OBJECTIVES
**A.** From the text on highlife music, repeat word for word the passage that begins at the words "It was 1951" and stops after "whole world over.".
**B.** According to the text on highlife music, in what year did E.T. Mensah tour Nigeria with the Tempos?
**C.** Pick up the text on highlife music after its last sentence and carry it forward.

Highlife

It was 1951 when Ghanaian trumpet and saxophone player E.T. Mensah embarked on a tour of Nigeria with his band the Tempos. They headed east with guitars, a full horn section, conga drums and a plethora of percussion. Their mix of indigenous dance grooves, lilting guitar and triumphant horns spoke to the people of Nigeria, moved their feet and sang to their hearts. The story goes that the Tempos were such a financial success that a triumphant Mensah was eventually forced to leave due to excessive unpaid tax bills. This legendary tour sparked the global explosion of what we now call Highlife music. This breezy, effervescent sound remains massively popular across West Africa, the continent and the whole world over.

Sepewera

The story of Highlife is one of fusion and adaptation, the Africanisation of colonial sounds. One key to the magic of its popularity may lie within the rhythms and melodies of the Seperewa.

DATASET CONTENT
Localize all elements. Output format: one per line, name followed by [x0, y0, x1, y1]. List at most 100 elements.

SET OF ANSWERS
**A.**
It was 1951 when Ghanaian trumpet and saxophone player E.T. Mensah embarked on a tour of Nigeria with his band the Tempos. They headed east with guitars, a full horn section, conga drums and a plethora of percussion. Their mix of indigenous dance grooves, lilting guitar and triumphant horns spoke to the people of Nigeria, moved their feet and sang to their hearts. The story goes that the Tempos were such a financial success that a triumphant Mensah was eventually forced to leave due to excessive unpaid tax bills. This legendary tour sparked the global explosion of what we now call Highlife music. This breezy, effervescent sound remains massively popular across West Africa, the continent and the whole world over.

**B.** 1951

**C.**
A small, harp type instrument, the name of this beautiful, mythical seeming instrument translates as a combination of ‘to speak’ and ‘to touch’. Seperewa performers say this instrument speaks when played. You can hear strong echoes of the mesmerising Seperewa sound throughout Highlife’s story. It was this harp cross fingering technique, playing with thumb and forefinger, translated onto imported Portuguese guitars using western chords which created the hybrid Highlife guitar style we know and love today.

Palm Wine music

Towards the end of the 19th century Portuguese, German and British colonists still controlled most of West Africa. The abolishment of slavery had seen a boom in the palm oil trade and the expansion of many ports along the West African coast (at the time known as the ‘Gold Coast’). This rush to capitalise on trade brought a wealth of international migrants to Ghana and the neighbouring countries. The sailors brought with them sea shanties and folk songs but most importantly, they brought guitars. When native musicians started playing this ‘box guitar’, a new type of sound was created.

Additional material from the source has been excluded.